Dataset entries on figures:
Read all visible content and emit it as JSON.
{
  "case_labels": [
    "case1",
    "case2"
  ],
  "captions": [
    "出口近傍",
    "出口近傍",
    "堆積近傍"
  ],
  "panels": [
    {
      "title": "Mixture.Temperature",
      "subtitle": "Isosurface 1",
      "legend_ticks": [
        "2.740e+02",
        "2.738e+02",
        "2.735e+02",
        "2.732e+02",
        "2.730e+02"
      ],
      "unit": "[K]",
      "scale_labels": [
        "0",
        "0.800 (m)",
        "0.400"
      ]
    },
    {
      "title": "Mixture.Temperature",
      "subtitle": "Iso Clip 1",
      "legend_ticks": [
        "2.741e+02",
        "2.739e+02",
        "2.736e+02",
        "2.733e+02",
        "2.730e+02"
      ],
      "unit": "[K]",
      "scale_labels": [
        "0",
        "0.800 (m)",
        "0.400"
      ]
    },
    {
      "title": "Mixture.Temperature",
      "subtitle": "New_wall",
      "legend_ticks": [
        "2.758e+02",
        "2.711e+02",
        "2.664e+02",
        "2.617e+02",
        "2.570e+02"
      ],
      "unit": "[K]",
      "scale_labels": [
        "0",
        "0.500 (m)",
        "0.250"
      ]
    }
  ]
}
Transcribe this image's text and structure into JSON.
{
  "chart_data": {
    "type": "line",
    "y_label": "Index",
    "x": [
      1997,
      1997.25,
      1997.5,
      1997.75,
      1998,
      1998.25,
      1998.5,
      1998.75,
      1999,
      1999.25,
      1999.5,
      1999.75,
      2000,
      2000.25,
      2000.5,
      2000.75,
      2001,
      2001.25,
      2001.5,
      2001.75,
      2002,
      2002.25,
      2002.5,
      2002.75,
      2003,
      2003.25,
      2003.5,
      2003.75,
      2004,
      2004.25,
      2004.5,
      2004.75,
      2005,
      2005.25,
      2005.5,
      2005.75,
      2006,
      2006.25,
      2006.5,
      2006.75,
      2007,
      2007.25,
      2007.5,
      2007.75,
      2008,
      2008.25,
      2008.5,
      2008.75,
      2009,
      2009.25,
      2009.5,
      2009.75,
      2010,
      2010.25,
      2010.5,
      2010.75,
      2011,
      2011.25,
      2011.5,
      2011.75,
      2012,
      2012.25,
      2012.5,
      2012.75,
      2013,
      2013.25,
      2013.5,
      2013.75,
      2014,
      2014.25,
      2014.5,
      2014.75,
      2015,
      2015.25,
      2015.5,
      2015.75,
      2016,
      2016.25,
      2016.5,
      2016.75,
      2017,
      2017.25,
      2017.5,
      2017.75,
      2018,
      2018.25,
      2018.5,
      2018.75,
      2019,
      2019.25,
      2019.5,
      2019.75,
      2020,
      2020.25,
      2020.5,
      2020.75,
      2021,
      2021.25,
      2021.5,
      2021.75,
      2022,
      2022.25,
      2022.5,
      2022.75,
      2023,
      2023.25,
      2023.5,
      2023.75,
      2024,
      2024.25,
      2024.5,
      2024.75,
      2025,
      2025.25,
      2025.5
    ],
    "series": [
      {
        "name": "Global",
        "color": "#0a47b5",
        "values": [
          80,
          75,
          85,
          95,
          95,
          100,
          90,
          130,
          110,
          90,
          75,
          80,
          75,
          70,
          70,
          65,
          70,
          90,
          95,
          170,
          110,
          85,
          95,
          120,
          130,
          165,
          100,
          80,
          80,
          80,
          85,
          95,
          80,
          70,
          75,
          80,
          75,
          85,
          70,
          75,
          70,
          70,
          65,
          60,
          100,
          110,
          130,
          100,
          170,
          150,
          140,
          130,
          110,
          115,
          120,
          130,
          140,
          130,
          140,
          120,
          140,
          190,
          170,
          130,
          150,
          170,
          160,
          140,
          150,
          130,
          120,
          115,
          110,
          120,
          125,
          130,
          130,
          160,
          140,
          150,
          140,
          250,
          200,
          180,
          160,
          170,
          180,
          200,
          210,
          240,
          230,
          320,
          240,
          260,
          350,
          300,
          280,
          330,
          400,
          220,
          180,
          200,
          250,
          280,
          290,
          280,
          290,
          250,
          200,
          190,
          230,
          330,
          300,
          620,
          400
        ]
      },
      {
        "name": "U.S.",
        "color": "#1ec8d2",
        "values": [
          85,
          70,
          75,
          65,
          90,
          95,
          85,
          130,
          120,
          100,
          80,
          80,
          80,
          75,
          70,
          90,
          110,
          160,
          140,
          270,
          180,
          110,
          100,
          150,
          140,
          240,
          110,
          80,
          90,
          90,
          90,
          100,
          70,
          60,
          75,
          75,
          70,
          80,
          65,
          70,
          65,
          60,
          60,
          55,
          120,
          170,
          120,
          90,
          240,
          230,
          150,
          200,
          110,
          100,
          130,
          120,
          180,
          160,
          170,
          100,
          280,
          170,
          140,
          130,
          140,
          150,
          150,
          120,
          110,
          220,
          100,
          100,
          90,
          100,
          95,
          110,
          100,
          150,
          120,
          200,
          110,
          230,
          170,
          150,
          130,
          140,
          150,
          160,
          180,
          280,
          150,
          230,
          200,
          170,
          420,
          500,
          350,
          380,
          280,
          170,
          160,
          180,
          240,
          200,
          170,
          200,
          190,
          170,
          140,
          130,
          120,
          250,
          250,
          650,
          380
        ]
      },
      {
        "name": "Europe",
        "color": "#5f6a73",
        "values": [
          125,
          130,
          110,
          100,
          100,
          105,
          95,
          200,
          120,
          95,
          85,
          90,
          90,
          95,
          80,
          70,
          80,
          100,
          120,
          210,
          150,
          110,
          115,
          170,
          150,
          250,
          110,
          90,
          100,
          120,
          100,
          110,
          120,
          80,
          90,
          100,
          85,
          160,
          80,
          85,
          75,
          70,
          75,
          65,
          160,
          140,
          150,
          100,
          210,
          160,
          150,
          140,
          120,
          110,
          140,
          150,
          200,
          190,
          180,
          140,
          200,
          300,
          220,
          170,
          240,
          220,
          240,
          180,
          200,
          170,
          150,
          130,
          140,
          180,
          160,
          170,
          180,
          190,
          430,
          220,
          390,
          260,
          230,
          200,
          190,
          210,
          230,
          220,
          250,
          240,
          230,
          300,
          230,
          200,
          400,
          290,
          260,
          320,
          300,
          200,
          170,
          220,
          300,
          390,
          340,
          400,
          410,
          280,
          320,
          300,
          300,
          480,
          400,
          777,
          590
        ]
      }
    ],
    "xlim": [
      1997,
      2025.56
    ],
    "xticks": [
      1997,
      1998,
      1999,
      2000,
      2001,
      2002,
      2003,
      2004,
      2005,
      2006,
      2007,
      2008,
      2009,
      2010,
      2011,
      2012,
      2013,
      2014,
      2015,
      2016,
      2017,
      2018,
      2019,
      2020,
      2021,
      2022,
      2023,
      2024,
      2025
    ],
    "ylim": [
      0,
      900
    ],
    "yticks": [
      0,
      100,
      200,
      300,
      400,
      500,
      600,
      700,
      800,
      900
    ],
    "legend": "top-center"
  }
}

Exercise: Give back each line above precisely as it stands.

Correct output:
Read all visible content and emit it as JSON.
{
  "case_labels": [
    "case1",
    "case2"
  ],
  "captions": [
    "出口近傍",
    "出口近傍",
    "堆積近傍"
  ],
  "panels": [
    {
      "title": "Mixture.Temperature",
      "subtitle": "Isosurface 1",
      "legend_ticks": [
        "2.740e+02",
        "2.738e+02",
        "2.735e+02",
        "2.732e+02",
        "2.730e+02"
      ],
      "unit": "[K]",
      "scale_labels": [
        "0",
        "0.800 (m)",
        "0.400"
      ]
    },
    {
      "title": "Mixture.Temperature",
      "subtitle": "Iso Clip 1",
      "legend_ticks": [
        "2.741e+02",
        "2.739e+02",
        "2.736e+02",
        "2.733e+02",
        "2.730e+02"
      ],
      "unit": "[K]",
      "scale_labels": [
        "0",
        "0.800 (m)",
        "0.400"
      ]
    },
    {
      "title": "Mixture.Temperature",
      "subtitle": "New_wall",
      "legend_ticks": [
        "2.758e+02",
        "2.711e+02",
        "2.664e+02",
        "2.617e+02",
        "2.570e+02"
      ],
      "unit": "[K]",
      "scale_labels": [
        "0",
        "0.500 (m)",
        "0.250"
      ]
    }
  ]
}
Transcribe this image's text and structure into JSON.
{
  "chart_data": {
    "type": "line",
    "y_label": "Index",
    "x": [
      1997,
      1997.25,
      1997.5,
      1997.75,
      1998,
      1998.25,
      1998.5,
      1998.75,
      1999,
      1999.25,
      1999.5,
      1999.75,
      2000,
      2000.25,
      2000.5,
      2000.75,
      2001,
      2001.25,
      2001.5,
      2001.75,
      2002,
      2002.25,
      2002.5,
      2002.75,
      2003,
      2003.25,
      2003.5,
      2003.75,
      2004,
      2004.25,
      2004.5,
      2004.75,
      2005,
      2005.25,
      2005.5,
      2005.75,
      2006,
      2006.25,
      2006.5,
      2006.75,
      2007,
      2007.25,
      2007.5,
      2007.75,
      2008,
      2008.25,
      2008.5,
      2008.75,
      2009,
      2009.25,
      2009.5,
      2009.75,
      2010,
      2010.25,
      2010.5,
      2010.75,
      2011,
      2011.25,
      2011.5,
      2011.75,
      2012,
      2012.25,
      2012.5,
      2012.75,
      2013,
      2013.25,
      2013.5,
      2013.75,
      2014,
      2014.25,
      2014.5,
      2014.75,
      2015,
      2015.25,
      2015.5,
      2015.75,
      2016,
      2016.25,
      2016.5,
      2016.75,
      2017,
      2017.25,
      2017.5,
      2017.75,
      2018,
      2018.25,
      2018.5,
      2018.75,
      2019,
      2019.25,
      2019.5,
      2019.75,
      2020,
      2020.25,
      2020.5,
      2020.75,
      2021,
      2021.25,
      2021.5,
      2021.75,
      2022,
      2022.25,
      2022.5,
      2022.75,
      2023,
      2023.25,
      2023.5,
      2023.75,
      2024,
      2024.25,
      2024.5,
      2024.75,
      2025,
      2025.25,
      2025.5
    ],
    "series": [
      {
        "name": "Global",
        "color": "#0a47b5",
        "values": [
          80,
          75,
          85,
          95,
          95,
          100,
          90,
          130,
          110,
          90,
          75,
          80,
          75,
          70,
          70,
          65,
          70,
          90,
          95,
          170,
          110,
          85,
          95,
          120,
          130,
          165,
          100,
          80,
          80,
          80,
          85,
          95,
          80,
          70,
          75,
          80,
          75,
          85,
          70,
          75,
          70,
          70,
          65,
          60,
          100,
          110,
          130,
          100,
          170,
          150,
          140,
          130,
          110,
          115,
          120,
          130,
          140,
          130,
          140,
          120,
          140,
          190,
          170,
          130,
          150,
          170,
          160,
          140,
          150,
          130,
          120,
          115,
          110,
          120,
          125,
          130,
          130,
          160,
          140,
          150,
          140,
          250,
          200,
          180,
          160,
          170,
          180,
          200,
          210,
          240,
          230,
          320,
          240,
          260,
          350,
          300,
          280,
          330,
          400,
          220,
          180,
          200,
          250,
          280,
          290,
          280,
          290,
          250,
          200,
          190,
          230,
          330,
          300,
          620,
          400
        ]
      },
      {
        "name": "U.S.",
        "color": "#1ec8d2",
        "values": [
          85,
          70,
          75,
          65,
          90,
          95,
          85,
          130,
          120,
          100,
          80,
          80,
          80,
          75,
          70,
          90,
          110,
          160,
          140,
          270,
          180,
          110,
          100,
          150,
          140,
          240,
          110,
          80,
          90,
          90,
          90,
          100,
          70,
          60,
          75,
          75,
          70,
          80,
          65,
          70,
          65,
          60,
          60,
          55,
          120,
          170,
          120,
          90,
          240,
          230,
          150,
          200,
          110,
          100,
          130,
          120,
          180,
          160,
          170,
          100,
          280,
          170,
          140,
          130,
          140,
          150,
          150,
          120,
          110,
          220,
          100,
          100,
          90,
          100,
          95,
          110,
          100,
          150,
          120,
          200,
          110,
          230,
          170,
          150,
          130,
          140,
          150,
          160,
          180,
          280,
          150,
          230,
          200,
          170,
          420,
          500,
          350,
          380,
          280,
          170,
          160,
          180,
          240,
          200,
          170,
          200,
          190,
          170,
          140,
          130,
          120,
          250,
          250,
          650,
          380
        ]
      },
      {
        "name": "Europe",
        "color": "#5f6a73",
        "values": [
          125,
          130,
          110,
          100,
          100,
          105,
          95,
          200,
          120,
          95,
          85,
          90,
          90,
          95,
          80,
          70,
          80,
          100,
          120,
          210,
          150,
          110,
          115,
          170,
          150,
          250,
          110,
          90,
          100,
          120,
          100,
          110,
          120,
          80,
          90,
          100,
          85,
          160,
          80,
          85,
          75,
          70,
          75,
          65,
          160,
          140,
          150,
          100,
          210,
          160,
          150,
          140,
          120,
          110,
          140,
          150,
          200,
          190,
          180,
          140,
          200,
          300,
          220,
          170,
          240,
          220,
          240,
          180,
          200,
          170,
          150,
          130,
          140,
          180,
          160,
          170,
          180,
          190,
          430,
          220,
          390,
          260,
          230,
          200,
          190,
          210,
          230,
          220,
          250,
          240,
          230,
          300,
          230,
          200,
          400,
          290,
          260,
          320,
          300,
          200,
          170,
          220,
          300,
          390,
          340,
          400,
          410,
          280,
          320,
          300,
          300,
          480,
          400,
          777,
          590
        ]
      }
    ],
    "xlim": [
      1997,
      2025.56
    ],
    "xticks": [
      1997,
      1998,
      1999,
      2000,
      2001,
      2002,
      2003,
      2004,
      2005,
      2006,
      2007,
      2008,
      2009,
      2010,
      2011,
      2012,
      2013,
      2014,
      2015,
      2016,
      2017,
      2018,
      2019,
      2020,
      2021,
      2022,
      2023,
      2024,
      2025
    ],
    "ylim": [
      0,
      900
    ],
    "yticks": [
      0,
      100,
      200,
      300,
      400,
      500,
      600,
      700,
      800,
      900
    ],
    "legend": "top-center"
  }
}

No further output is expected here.